> [Listed records]
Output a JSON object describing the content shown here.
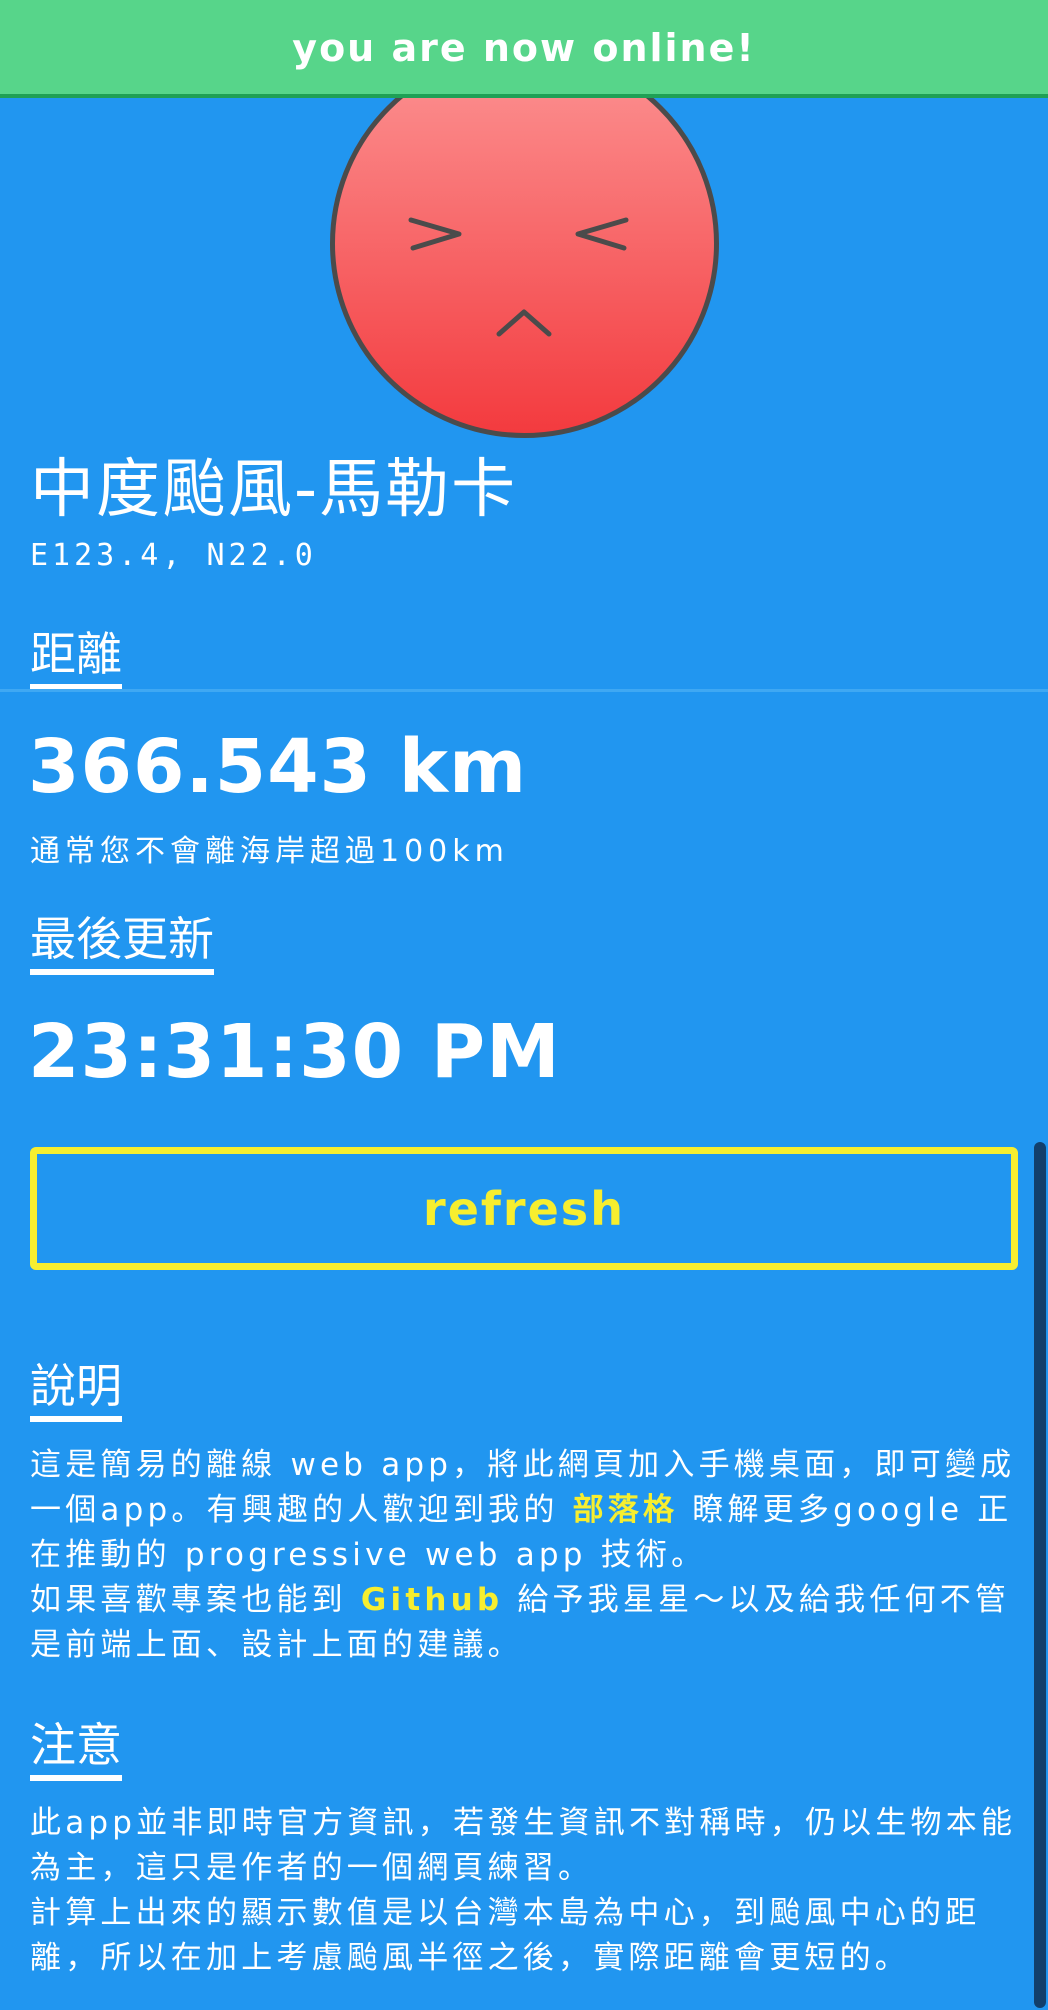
{
  "status_bar": {
    "text": "you are now online!"
  },
  "typhoon": {
    "name": "中度颱風-馬勒卡",
    "coordinates": "E123.4, N22.0"
  },
  "distance_section": {
    "heading": "距離",
    "value": "366.543 km",
    "note": "通常您不會離海岸超過100km"
  },
  "update_section": {
    "heading": "最後更新",
    "value": "23:31:30 PM"
  },
  "refresh_button": {
    "label": "refresh"
  },
  "description_section": {
    "heading": "說明",
    "p1_before": "這是簡易的離線 web app，將此網頁加入手機桌面，即可變成一個app。有興趣的人歡迎到我的 ",
    "blog_link": "部落格",
    "p1_after": " 瞭解更多google 正在推動的 progressive web app 技術。",
    "p2_before": "如果喜歡專案也能到 ",
    "github_link": "Github",
    "p2_after": " 給予我星星～以及給我任何不管是前端上面、設計上面的建議。"
  },
  "notice_section": {
    "heading": "注意",
    "p1": "此app並非即時官方資訊，若發生資訊不對稱時，仍以生物本能為主，這只是作者的一個網頁練習。",
    "p2": "計算上出來的顯示數值是以台灣本島為中心，到颱風中心的距離，所以在加上考慮颱風半徑之後，實際距離會更短的。"
  },
  "colors": {
    "background": "#2196f0",
    "status_bar": "#57d58a",
    "accent_yellow": "#f7ee2f",
    "face_top": "#fc9393",
    "face_bottom": "#f33a3e"
  },
  "icons": {
    "face": "wincing-face-icon"
  }
}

> [Given task]
Copy the records exactly as they appear, excluding images.

> [Written answer]
Output a JSON object describing the content shown here.
{
  "status_bar": {
    "text": "you are now online!"
  },
  "typhoon": {
    "name": "中度颱風-馬勒卡",
    "coordinates": "E123.4, N22.0"
  },
  "distance_section": {
    "heading": "距離",
    "value": "366.543 km",
    "note": "通常您不會離海岸超過100km"
  },
  "update_section": {
    "heading": "最後更新",
    "value": "23:31:30 PM"
  },
  "refresh_button": {
    "label": "refresh"
  },
  "description_section": {
    "heading": "說明",
    "p1_before": "這是簡易的離線 web app，將此網頁加入手機桌面，即可變成一個app。有興趣的人歡迎到我的 ",
    "blog_link": "部落格",
    "p1_after": " 瞭解更多google 正在推動的 progressive web app 技術。",
    "p2_before": "如果喜歡專案也能到 ",
    "github_link": "Github",
    "p2_after": " 給予我星星～以及給我任何不管是前端上面、設計上面的建議。"
  },
  "notice_section": {
    "heading": "注意",
    "p1": "此app並非即時官方資訊，若發生資訊不對稱時，仍以生物本能為主，這只是作者的一個網頁練習。",
    "p2": "計算上出來的顯示數值是以台灣本島為中心，到颱風中心的距離，所以在加上考慮颱風半徑之後，實際距離會更短的。"
  },
  "colors": {
    "background": "#2196f0",
    "status_bar": "#57d58a",
    "accent_yellow": "#f7ee2f",
    "face_top": "#fc9393",
    "face_bottom": "#f33a3e"
  },
  "icons": {
    "face": "wincing-face-icon"
  }
}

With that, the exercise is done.